- **TASK REQUIREMENTS**
What follows is a listing; give it again exactly, in its entirety.

- **MATERIAL PROVIDED**
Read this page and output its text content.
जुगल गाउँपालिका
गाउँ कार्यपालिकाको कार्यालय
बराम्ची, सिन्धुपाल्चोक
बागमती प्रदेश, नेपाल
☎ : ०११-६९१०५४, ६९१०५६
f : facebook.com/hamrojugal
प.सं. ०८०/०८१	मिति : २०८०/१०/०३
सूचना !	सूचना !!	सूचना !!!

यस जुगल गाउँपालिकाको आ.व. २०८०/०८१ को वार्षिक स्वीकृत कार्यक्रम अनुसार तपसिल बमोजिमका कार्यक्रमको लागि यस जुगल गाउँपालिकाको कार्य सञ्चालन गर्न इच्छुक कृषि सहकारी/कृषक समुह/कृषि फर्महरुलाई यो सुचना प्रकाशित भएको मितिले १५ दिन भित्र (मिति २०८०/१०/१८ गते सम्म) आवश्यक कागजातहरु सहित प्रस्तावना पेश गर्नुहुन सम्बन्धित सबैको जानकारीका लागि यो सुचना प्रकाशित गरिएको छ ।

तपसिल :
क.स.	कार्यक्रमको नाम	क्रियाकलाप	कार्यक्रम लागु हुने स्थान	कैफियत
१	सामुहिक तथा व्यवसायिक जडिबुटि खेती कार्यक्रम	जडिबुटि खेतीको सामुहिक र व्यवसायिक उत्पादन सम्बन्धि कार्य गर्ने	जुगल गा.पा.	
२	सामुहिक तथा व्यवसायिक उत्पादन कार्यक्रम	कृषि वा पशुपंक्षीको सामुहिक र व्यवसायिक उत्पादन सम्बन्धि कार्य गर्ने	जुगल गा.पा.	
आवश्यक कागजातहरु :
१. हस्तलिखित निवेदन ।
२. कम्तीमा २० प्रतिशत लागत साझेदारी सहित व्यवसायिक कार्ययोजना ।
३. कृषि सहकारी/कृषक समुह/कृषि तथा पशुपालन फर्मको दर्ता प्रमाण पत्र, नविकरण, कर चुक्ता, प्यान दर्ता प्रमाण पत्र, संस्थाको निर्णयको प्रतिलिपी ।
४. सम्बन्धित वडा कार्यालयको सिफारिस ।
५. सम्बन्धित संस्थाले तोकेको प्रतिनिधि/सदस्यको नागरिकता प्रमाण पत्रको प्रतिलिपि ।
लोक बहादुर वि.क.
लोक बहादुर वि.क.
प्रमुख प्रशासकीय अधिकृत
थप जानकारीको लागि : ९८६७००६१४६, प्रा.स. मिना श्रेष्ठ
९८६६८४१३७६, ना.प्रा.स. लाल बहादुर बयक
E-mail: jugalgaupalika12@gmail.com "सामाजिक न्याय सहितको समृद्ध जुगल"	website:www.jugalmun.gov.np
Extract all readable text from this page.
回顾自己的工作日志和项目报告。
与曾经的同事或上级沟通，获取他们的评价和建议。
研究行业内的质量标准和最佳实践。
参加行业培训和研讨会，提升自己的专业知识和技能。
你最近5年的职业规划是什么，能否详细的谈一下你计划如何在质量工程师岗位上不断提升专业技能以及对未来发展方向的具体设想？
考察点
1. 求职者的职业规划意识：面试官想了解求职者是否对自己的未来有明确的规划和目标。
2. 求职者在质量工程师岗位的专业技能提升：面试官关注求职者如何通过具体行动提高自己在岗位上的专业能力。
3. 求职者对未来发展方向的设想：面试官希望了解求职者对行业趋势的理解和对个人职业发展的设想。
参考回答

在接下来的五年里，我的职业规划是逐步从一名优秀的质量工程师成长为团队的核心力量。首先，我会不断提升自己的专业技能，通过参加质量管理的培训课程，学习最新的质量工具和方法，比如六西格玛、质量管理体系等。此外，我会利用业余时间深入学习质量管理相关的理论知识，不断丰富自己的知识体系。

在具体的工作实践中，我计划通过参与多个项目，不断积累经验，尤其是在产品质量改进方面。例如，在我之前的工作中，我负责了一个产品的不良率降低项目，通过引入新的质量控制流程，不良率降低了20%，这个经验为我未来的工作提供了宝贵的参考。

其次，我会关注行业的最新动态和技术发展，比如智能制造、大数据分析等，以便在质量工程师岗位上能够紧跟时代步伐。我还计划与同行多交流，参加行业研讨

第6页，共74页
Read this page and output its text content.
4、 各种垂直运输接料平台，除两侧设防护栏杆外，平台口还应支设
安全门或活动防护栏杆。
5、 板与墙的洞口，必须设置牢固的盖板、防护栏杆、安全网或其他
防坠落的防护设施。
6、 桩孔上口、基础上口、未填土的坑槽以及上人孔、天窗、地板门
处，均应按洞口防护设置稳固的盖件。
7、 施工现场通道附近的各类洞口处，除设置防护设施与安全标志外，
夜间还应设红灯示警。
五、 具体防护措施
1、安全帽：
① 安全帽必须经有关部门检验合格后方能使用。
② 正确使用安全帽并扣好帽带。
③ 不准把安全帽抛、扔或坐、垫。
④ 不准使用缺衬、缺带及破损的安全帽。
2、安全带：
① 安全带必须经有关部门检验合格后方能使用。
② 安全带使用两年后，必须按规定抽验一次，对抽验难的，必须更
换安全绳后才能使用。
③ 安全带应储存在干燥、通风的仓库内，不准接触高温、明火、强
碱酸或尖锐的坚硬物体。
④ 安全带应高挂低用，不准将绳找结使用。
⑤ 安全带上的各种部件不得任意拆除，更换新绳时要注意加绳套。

- **EXERCISE RESULT**
Read this page and output its text content.
जुगल गाउँपालिका
गाउँ कार्यपालिकाको कार्यालय
बराम्ची, सिन्धुपाल्चोक
बागमती प्रदेश, नेपाल
☎ : ०११-६९१०५४, ६९१०५६
f : facebook.com/hamrojugal
प.सं. ०८०/०८१	मिति : २०८०/१०/०३
सूचना !	सूचना !!	सूचना !!!

यस जुगल गाउँपालिकाको आ.व. २०८०/०८१ को वार्षिक स्वीकृत कार्यक्रम अनुसार तपसिल बमोजिमका कार्यक्रमको लागि यस जुगल गाउँपालिकाको कार्य सञ्चालन गर्न इच्छुक कृषि सहकारी/कृषक समुह/कृषि फर्महरुलाई यो सुचना प्रकाशित भएको मितिले १५ दिन भित्र (मिति २०८०/१०/१८ गते सम्म) आवश्यक कागजातहरु सहित प्रस्तावना पेश गर्नुहुन सम्बन्धित सबैको जानकारीका लागि यो सुचना प्रकाशित गरिएको छ ।

तपसिल :
क.स.	कार्यक्रमको नाम	क्रियाकलाप	कार्यक्रम लागु हुने स्थान	कैफियत
१	सामुहिक तथा व्यवसायिक जडिबुटि खेती कार्यक्रम	जडिबुटि खेतीको सामुहिक र व्यवसायिक उत्पादन सम्बन्धि कार्य गर्ने	जुगल गा.पा.	
२	सामुहिक तथा व्यवसायिक उत्पादन कार्यक्रम	कृषि वा पशुपंक्षीको सामुहिक र व्यवसायिक उत्पादन सम्बन्धि कार्य गर्ने	जुगल गा.पा.	
आवश्यक कागजातहरु :
१. हस्तलिखित निवेदन ।
२. कम्तीमा २० प्रतिशत लागत साझेदारी सहित व्यवसायिक कार्ययोजना ।
३. कृषि सहकारी/कृषक समुह/कृषि तथा पशुपालन फर्मको दर्ता प्रमाण पत्र, नविकरण, कर चुक्ता, प्यान दर्ता प्रमाण पत्र, संस्थाको निर्णयको प्रतिलिपी ।
४. सम्बन्धित वडा कार्यालयको सिफारिस ।
५. सम्बन्धित संस्थाले तोकेको प्रतिनिधि/सदस्यको नागरिकता प्रमाण पत्रको प्रतिलिपि ।
लोक बहादुर वि.क.
लोक बहादुर वि.क.
प्रमुख प्रशासकीय अधिकृत
थप जानकारीको लागि : ९८६७००६१४६, प्रा.स. मिना श्रेष्ठ
९८६६८४१३७६, ना.प्रा.स. लाल बहादुर बयक
E-mail: jugalgaupalika12@gmail.com "सामाजिक न्याय सहितको समृद्ध जुगल"	website:www.jugalmun.gov.np
Extract all readable text from this page.
回顾自己的工作日志和项目报告。
与曾经的同事或上级沟通，获取他们的评价和建议。
研究行业内的质量标准和最佳实践。
参加行业培训和研讨会，提升自己的专业知识和技能。
你最近5年的职业规划是什么，能否详细的谈一下你计划如何在质量工程师岗位上不断提升专业技能以及对未来发展方向的具体设想？
考察点
1. 求职者的职业规划意识：面试官想了解求职者是否对自己的未来有明确的规划和目标。
2. 求职者在质量工程师岗位的专业技能提升：面试官关注求职者如何通过具体行动提高自己在岗位上的专业能力。
3. 求职者对未来发展方向的设想：面试官希望了解求职者对行业趋势的理解和对个人职业发展的设想。
参考回答

在接下来的五年里，我的职业规划是逐步从一名优秀的质量工程师成长为团队的核心力量。首先，我会不断提升自己的专业技能，通过参加质量管理的培训课程，学习最新的质量工具和方法，比如六西格玛、质量管理体系等。此外，我会利用业余时间深入学习质量管理相关的理论知识，不断丰富自己的知识体系。

在具体的工作实践中，我计划通过参与多个项目，不断积累经验，尤其是在产品质量改进方面。例如，在我之前的工作中，我负责了一个产品的不良率降低项目，通过引入新的质量控制流程，不良率降低了20%，这个经验为我未来的工作提供了宝贵的参考。

其次，我会关注行业的最新动态和技术发展，比如智能制造、大数据分析等，以便在质量工程师岗位上能够紧跟时代步伐。我还计划与同行多交流，参加行业研讨

第6页，共74页
Read this page and output its text content.
4、 各种垂直运输接料平台，除两侧设防护栏杆外，平台口还应支设
安全门或活动防护栏杆。
5、 板与墙的洞口，必须设置牢固的盖板、防护栏杆、安全网或其他
防坠落的防护设施。
6、 桩孔上口、基础上口、未填土的坑槽以及上人孔、天窗、地板门
处，均应按洞口防护设置稳固的盖件。
7、 施工现场通道附近的各类洞口处，除设置防护设施与安全标志外，
夜间还应设红灯示警。
五、 具体防护措施
1、安全帽：
① 安全帽必须经有关部门检验合格后方能使用。
② 正确使用安全帽并扣好帽带。
③ 不准把安全帽抛、扔或坐、垫。
④ 不准使用缺衬、缺带及破损的安全帽。
2、安全带：
① 安全带必须经有关部门检验合格后方能使用。
② 安全带使用两年后，必须按规定抽验一次，对抽验难的，必须更
换安全绳后才能使用。
③ 安全带应储存在干燥、通风的仓库内，不准接触高温、明火、强
碱酸或尖锐的坚硬物体。
④ 安全带应高挂低用，不准将绳找结使用。
⑤ 安全带上的各种部件不得任意拆除，更换新绳时要注意加绳套。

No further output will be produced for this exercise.